Exercise requirements: Write out each line that follows exactly as it stands, without the pictures.
[Start of Material shown]
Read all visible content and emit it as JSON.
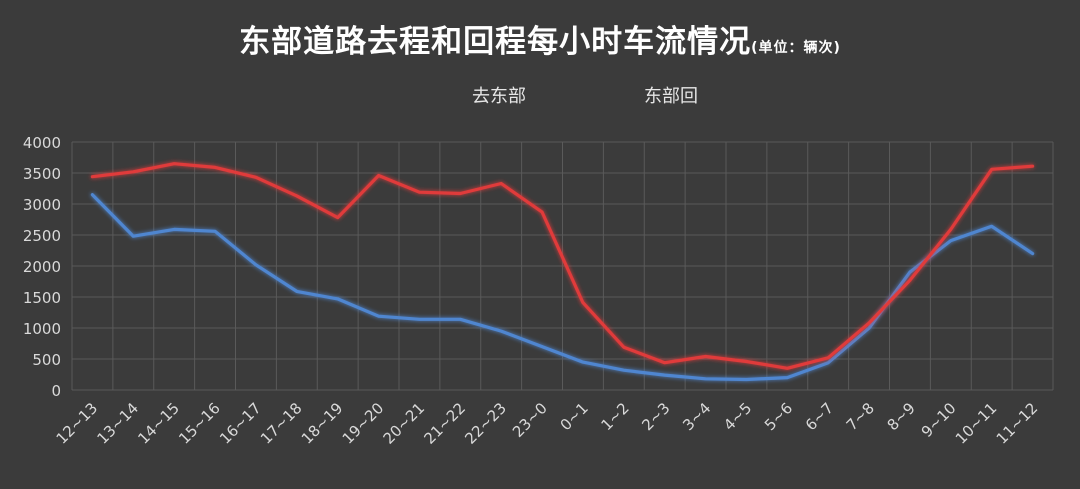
{
  "chart_data": {
    "type": "line",
    "title": "东部道路去程和回程每小时车流情况",
    "unit": "(单位：辆次)",
    "xlabel": "",
    "ylabel": "",
    "ylim": [
      0,
      4000
    ],
    "yticks": [
      "4000",
      "3500",
      "3000",
      "2500",
      "2000",
      "1500",
      "1000",
      "500",
      "0"
    ],
    "grid": true,
    "legend_position": "top",
    "categories": [
      "12~13",
      "13~14",
      "14~15",
      "15~16",
      "16~17",
      "17~18",
      "18~19",
      "19~20",
      "20~21",
      "21~22",
      "22~23",
      "23~0",
      "0~1",
      "1~2",
      "2~3",
      "3~4",
      "4~5",
      "5~6",
      "6~7",
      "7~8",
      "8~9",
      "9~10",
      "10~11",
      "11~12"
    ],
    "series": [
      {
        "name": "去东部",
        "color": "#4f86d0",
        "values": [
          3150,
          2480,
          2590,
          2560,
          2020,
          1590,
          1470,
          1190,
          1140,
          1140,
          950,
          700,
          450,
          320,
          240,
          180,
          170,
          200,
          440,
          1000,
          1900,
          2410,
          2640,
          2200
        ]
      },
      {
        "name": "东部回",
        "color": "#e03a3a",
        "values": [
          3440,
          3520,
          3650,
          3590,
          3430,
          3130,
          2780,
          3460,
          3190,
          3170,
          3330,
          2870,
          1410,
          690,
          440,
          540,
          460,
          350,
          520,
          1080,
          1770,
          2590,
          3560,
          3610
        ]
      }
    ]
  }
}
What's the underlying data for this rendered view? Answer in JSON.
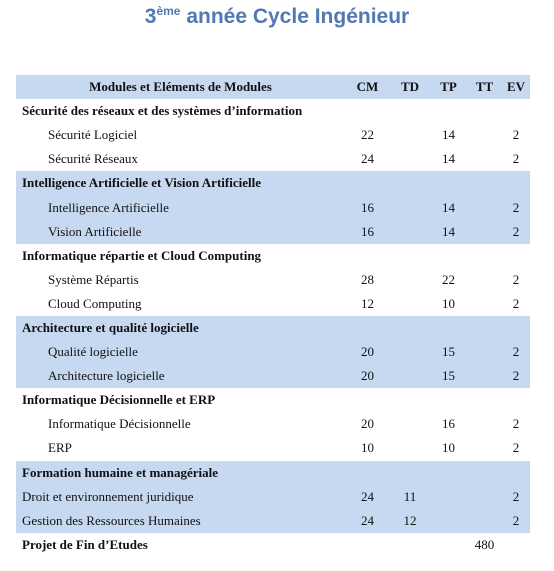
{
  "title": {
    "number": "3",
    "superscript": "ème",
    "text": "année Cycle Ingénieur"
  },
  "table": {
    "header": [
      "Modules et Eléments de Modules",
      "CM",
      "TD",
      "TP",
      "TT",
      "EV"
    ],
    "groups": [
      {
        "title": "Sécurité des réseaux et des systèmes d’information",
        "items": [
          {
            "label": "Sécurité Logiciel",
            "cm": "22",
            "tp": "14",
            "ev": "2"
          },
          {
            "label": "Sécurité Réseaux",
            "cm": "24",
            "tp": "14",
            "ev": "2"
          }
        ]
      },
      {
        "title": "Intelligence Artificielle et Vision Artificielle",
        "items": [
          {
            "label": "Intelligence Artificielle",
            "cm": "16",
            "tp": "14",
            "ev": "2"
          },
          {
            "label": "Vision Artificielle",
            "cm": "16",
            "tp": "14",
            "ev": "2"
          }
        ]
      },
      {
        "title": "Informatique répartie et Cloud Computing",
        "items": [
          {
            "label": "Système Répartis",
            "cm": "28",
            "tp": "22",
            "ev": "2"
          },
          {
            "label": "Cloud Computing",
            "cm": "12",
            "tp": "10",
            "ev": "2"
          }
        ]
      },
      {
        "title": "Architecture et qualité logicielle",
        "items": [
          {
            "label": "Qualité logicielle",
            "cm": "20",
            "tp": "15",
            "ev": "2"
          },
          {
            "label": "Architecture logicielle",
            "cm": "20",
            "tp": "15",
            "ev": "2"
          }
        ]
      },
      {
        "title": "Informatique Décisionnelle et ERP",
        "items": [
          {
            "label": "Informatique Décisionnelle",
            "cm": "20",
            "tp": "16",
            "ev": "2"
          },
          {
            "label": "ERP",
            "cm": "10",
            "tp": "10",
            "ev": "2"
          }
        ]
      },
      {
        "title": "Formation humaine et managériale",
        "items": [
          {
            "label": "Droit et environnement juridique",
            "cm": "24",
            "td": "11",
            "ev": "2"
          },
          {
            "label": "Gestion des Ressources Humaines",
            "cm": "24",
            "td": "12",
            "ev": "2"
          }
        ]
      }
    ],
    "footer": {
      "label": "Projet de Fin d’Etudes",
      "tt": "480"
    }
  }
}
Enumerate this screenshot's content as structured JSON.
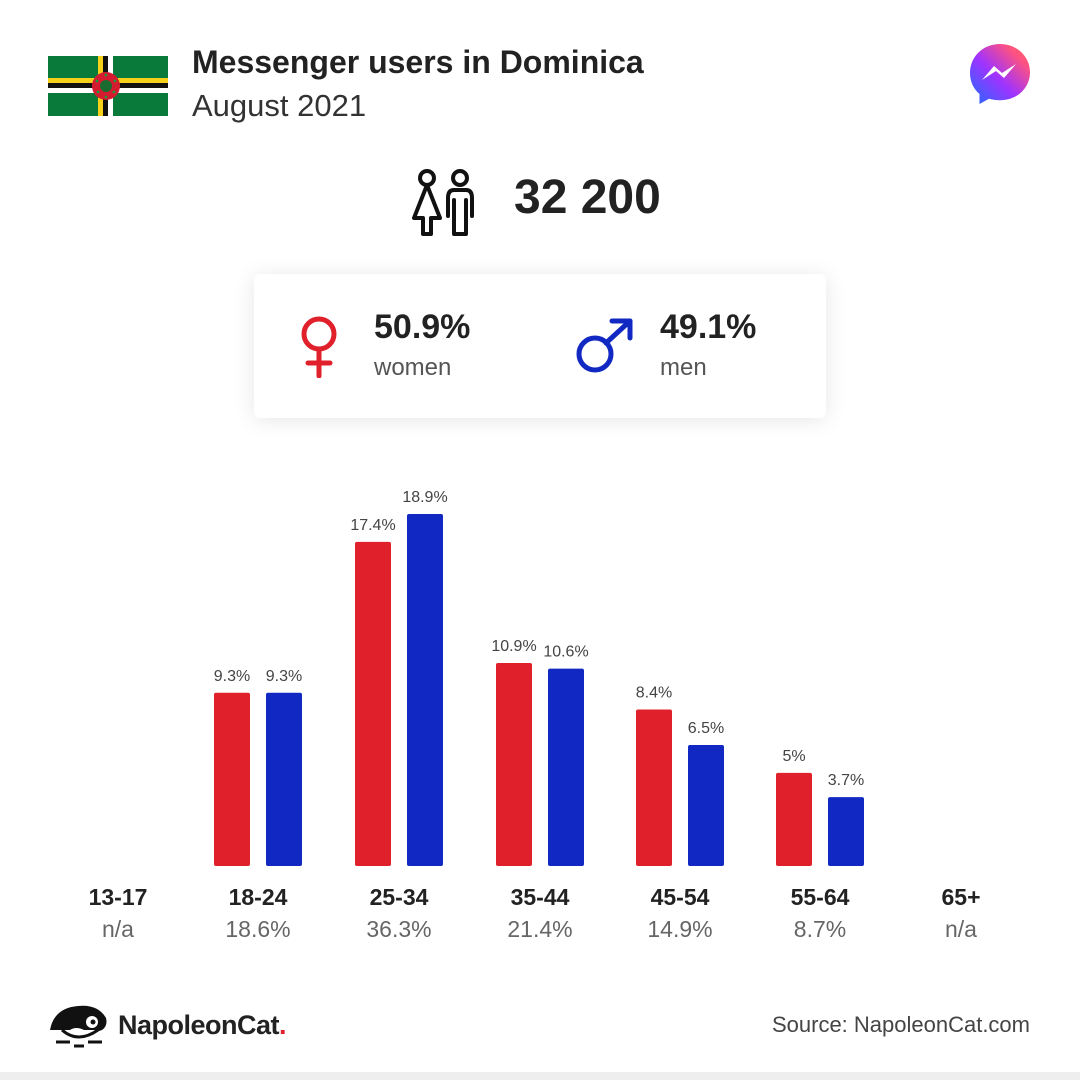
{
  "header": {
    "title": "Messenger users in Dominica",
    "subtitle": "August 2021"
  },
  "total": {
    "value": "32 200"
  },
  "gender": {
    "women": {
      "pct": "50.9%",
      "label": "women",
      "color": "#e0202a"
    },
    "men": {
      "pct": "49.1%",
      "label": "men",
      "color": "#1128c2"
    }
  },
  "chart_data": {
    "type": "bar",
    "categories": [
      "13-17",
      "18-24",
      "25-34",
      "35-44",
      "45-54",
      "55-64",
      "65+"
    ],
    "category_totals": [
      "n/a",
      "18.6%",
      "36.3%",
      "21.4%",
      "14.9%",
      "8.7%",
      "n/a"
    ],
    "series": [
      {
        "values": [
          null,
          9.3,
          17.4,
          10.9,
          8.4,
          5,
          null
        ],
        "labels": [
          "",
          "9.3%",
          "17.4%",
          "10.9%",
          "8.4%",
          "5%",
          ""
        ],
        "color": "#e0202a"
      },
      {
        "values": [
          null,
          9.3,
          18.9,
          10.6,
          6.5,
          3.7,
          null
        ],
        "labels": [
          "",
          "9.3%",
          "18.9%",
          "10.6%",
          "6.5%",
          "3.7%",
          ""
        ],
        "color": "#1128c2"
      }
    ],
    "ylim": [
      0,
      18.9
    ]
  },
  "footer": {
    "brand": "NapoleonCat",
    "brand_dot": ".",
    "source": "Source: NapoleonCat.com"
  },
  "icons": {
    "flag": "dominica-flag-icon",
    "app": "messenger-logo-icon",
    "people": "people-icon",
    "female": "female-symbol-icon",
    "male": "male-symbol-icon",
    "brand": "napoleoncat-logo-icon"
  }
}
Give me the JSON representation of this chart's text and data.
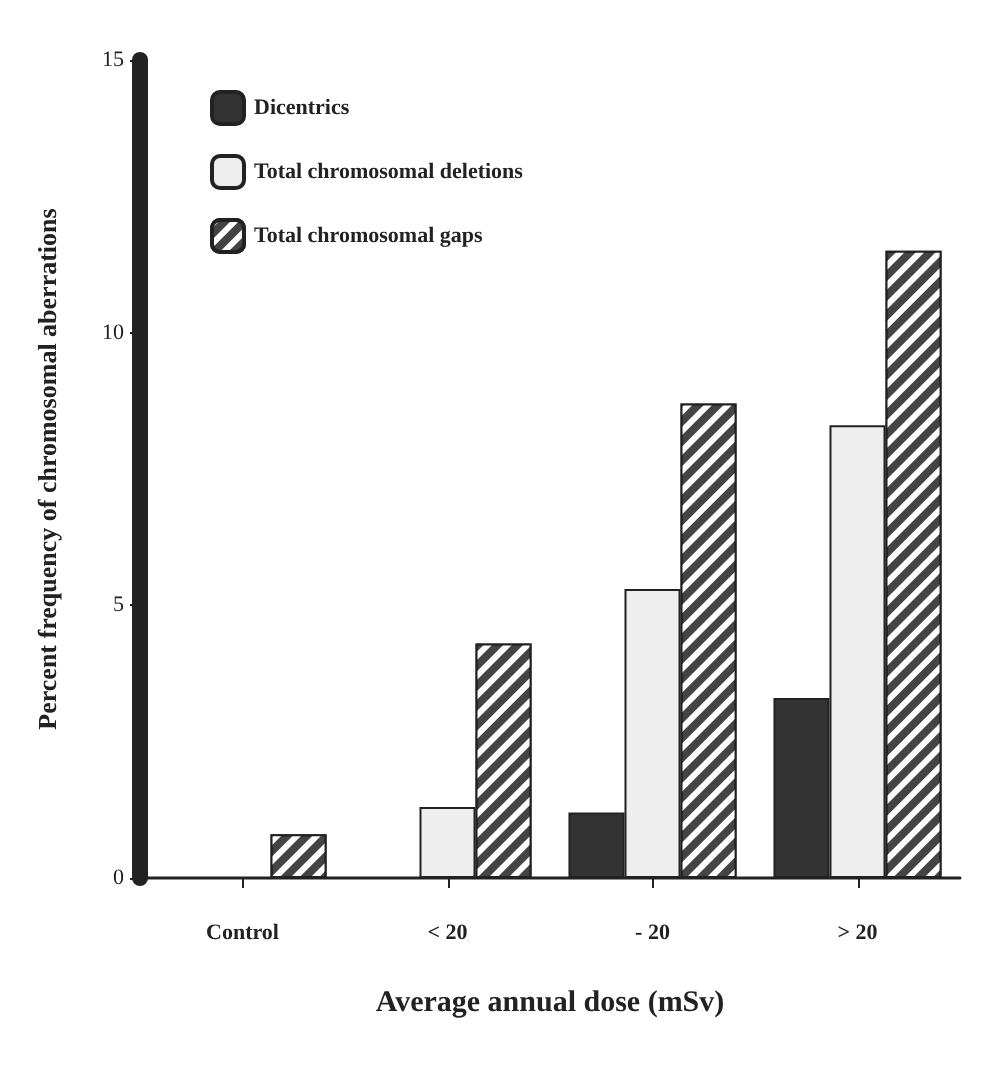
{
  "chart_data": {
    "type": "bar",
    "xlabel": "Average annual dose (mSv)",
    "ylabel": "Percent frequency of chromosomal aberrations",
    "categories": [
      "Control",
      "< 20",
      "- 20",
      "> 20"
    ],
    "series": [
      {
        "name": "Dicentrics",
        "color": "#333333",
        "values": [
          0,
          0,
          1.2,
          3.3
        ]
      },
      {
        "name": "Total chromosomal deletions",
        "color": "#eeeeee",
        "values": [
          0,
          1.3,
          5.3,
          8.3
        ]
      },
      {
        "name": "Total chromosomal gaps",
        "color": "#444444",
        "values": [
          0.8,
          4.3,
          8.7,
          11.5
        ]
      }
    ],
    "ylim": [
      0,
      15
    ],
    "yticks": [
      0,
      5,
      10,
      15
    ],
    "grid": false,
    "legend": "top left"
  }
}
[End of Material shown]
Correct output:
Read all visible content and emit it as JSON.
{
  "chart_data": {
    "type": "line",
    "title": "东部道路去程和回程每小时车流情况",
    "unit": "(单位：辆次)",
    "xlabel": "",
    "ylabel": "",
    "ylim": [
      0,
      4000
    ],
    "yticks": [
      "4000",
      "3500",
      "3000",
      "2500",
      "2000",
      "1500",
      "1000",
      "500",
      "0"
    ],
    "grid": true,
    "legend_position": "top",
    "categories": [
      "12~13",
      "13~14",
      "14~15",
      "15~16",
      "16~17",
      "17~18",
      "18~19",
      "19~20",
      "20~21",
      "21~22",
      "22~23",
      "23~0",
      "0~1",
      "1~2",
      "2~3",
      "3~4",
      "4~5",
      "5~6",
      "6~7",
      "7~8",
      "8~9",
      "9~10",
      "10~11",
      "11~12"
    ],
    "series": [
      {
        "name": "去东部",
        "color": "#4f86d0",
        "values": [
          3150,
          2480,
          2590,
          2560,
          2020,
          1590,
          1470,
          1190,
          1140,
          1140,
          950,
          700,
          450,
          320,
          240,
          180,
          170,
          200,
          440,
          1000,
          1900,
          2410,
          2640,
          2200
        ]
      },
      {
        "name": "东部回",
        "color": "#e03a3a",
        "values": [
          3440,
          3520,
          3650,
          3590,
          3430,
          3130,
          2780,
          3460,
          3190,
          3170,
          3330,
          2870,
          1410,
          690,
          440,
          540,
          460,
          350,
          520,
          1080,
          1770,
          2590,
          3560,
          3610
        ]
      }
    ]
  }
}
What's the underlying data for this rendered view? Answer in JSON.
{
  "title": {
    "number": "3",
    "superscript": "ème",
    "text": "année Cycle Ingénieur"
  },
  "table": {
    "header": [
      "Modules et Eléments de Modules",
      "CM",
      "TD",
      "TP",
      "TT",
      "EV"
    ],
    "groups": [
      {
        "title": "Sécurité des réseaux et des systèmes d’information",
        "items": [
          {
            "label": "Sécurité Logiciel",
            "cm": "22",
            "tp": "14",
            "ev": "2"
          },
          {
            "label": "Sécurité Réseaux",
            "cm": "24",
            "tp": "14",
            "ev": "2"
          }
        ]
      },
      {
        "title": "Intelligence Artificielle et Vision Artificielle",
        "items": [
          {
            "label": "Intelligence Artificielle",
            "cm": "16",
            "tp": "14",
            "ev": "2"
          },
          {
            "label": "Vision Artificielle",
            "cm": "16",
            "tp": "14",
            "ev": "2"
          }
        ]
      },
      {
        "title": "Informatique répartie et Cloud Computing",
        "items": [
          {
            "label": "Système Répartis",
            "cm": "28",
            "tp": "22",
            "ev": "2"
          },
          {
            "label": "Cloud Computing",
            "cm": "12",
            "tp": "10",
            "ev": "2"
          }
        ]
      },
      {
        "title": "Architecture et qualité logicielle",
        "items": [
          {
            "label": "Qualité logicielle",
            "cm": "20",
            "tp": "15",
            "ev": "2"
          },
          {
            "label": "Architecture logicielle",
            "cm": "20",
            "tp": "15",
            "ev": "2"
          }
        ]
      },
      {
        "title": "Informatique Décisionnelle et ERP",
        "items": [
          {
            "label": "Informatique Décisionnelle",
            "cm": "20",
            "tp": "16",
            "ev": "2"
          },
          {
            "label": "ERP",
            "cm": "10",
            "tp": "10",
            "ev": "2"
          }
        ]
      },
      {
        "title": "Formation humaine et managériale",
        "items": [
          {
            "label": "Droit et environnement juridique",
            "cm": "24",
            "td": "11",
            "ev": "2"
          },
          {
            "label": "Gestion des Ressources Humaines",
            "cm": "24",
            "td": "12",
            "ev": "2"
          }
        ]
      }
    ],
    "footer": {
      "label": "Projet de Fin d’Etudes",
      "tt": "480"
    }
  }
}
Enumerate this screenshot's content as structured JSON.
{
  "header": {
    "title": "Messenger users in Dominica",
    "subtitle": "August 2021"
  },
  "total": {
    "value": "32 200"
  },
  "gender": {
    "women": {
      "pct": "50.9%",
      "label": "women",
      "color": "#e0202a"
    },
    "men": {
      "pct": "49.1%",
      "label": "men",
      "color": "#1128c2"
    }
  },
  "chart_data": {
    "type": "bar",
    "categories": [
      "13-17",
      "18-24",
      "25-34",
      "35-44",
      "45-54",
      "55-64",
      "65+"
    ],
    "category_totals": [
      "n/a",
      "18.6%",
      "36.3%",
      "21.4%",
      "14.9%",
      "8.7%",
      "n/a"
    ],
    "series": [
      {
        "values": [
          null,
          9.3,
          17.4,
          10.9,
          8.4,
          5,
          null
        ],
        "labels": [
          "",
          "9.3%",
          "17.4%",
          "10.9%",
          "8.4%",
          "5%",
          ""
        ],
        "color": "#e0202a"
      },
      {
        "values": [
          null,
          9.3,
          18.9,
          10.6,
          6.5,
          3.7,
          null
        ],
        "labels": [
          "",
          "9.3%",
          "18.9%",
          "10.6%",
          "6.5%",
          "3.7%",
          ""
        ],
        "color": "#1128c2"
      }
    ],
    "ylim": [
      0,
      18.9
    ]
  },
  "footer": {
    "brand": "NapoleonCat",
    "brand_dot": ".",
    "source": "Source: NapoleonCat.com"
  },
  "icons": {
    "flag": "dominica-flag-icon",
    "app": "messenger-logo-icon",
    "people": "people-icon",
    "female": "female-symbol-icon",
    "male": "male-symbol-icon",
    "brand": "napoleoncat-logo-icon"
  }
}
Give me the JSON representation of this chart's text and data.
{
  "chart_data": {
    "type": "bar",
    "xlabel": "Average annual dose (mSv)",
    "ylabel": "Percent frequency of chromosomal aberrations",
    "categories": [
      "Control",
      "< 20",
      "- 20",
      "> 20"
    ],
    "series": [
      {
        "name": "Dicentrics",
        "color": "#333333",
        "values": [
          0,
          0,
          1.2,
          3.3
        ]
      },
      {
        "name": "Total chromosomal deletions",
        "color": "#eeeeee",
        "values": [
          0,
          1.3,
          5.3,
          8.3
        ]
      },
      {
        "name": "Total chromosomal gaps",
        "color": "#444444",
        "values": [
          0.8,
          4.3,
          8.7,
          11.5
        ]
      }
    ],
    "ylim": [
      0,
      15
    ],
    "yticks": [
      0,
      5,
      10,
      15
    ],
    "grid": false,
    "legend": "top left"
  }
}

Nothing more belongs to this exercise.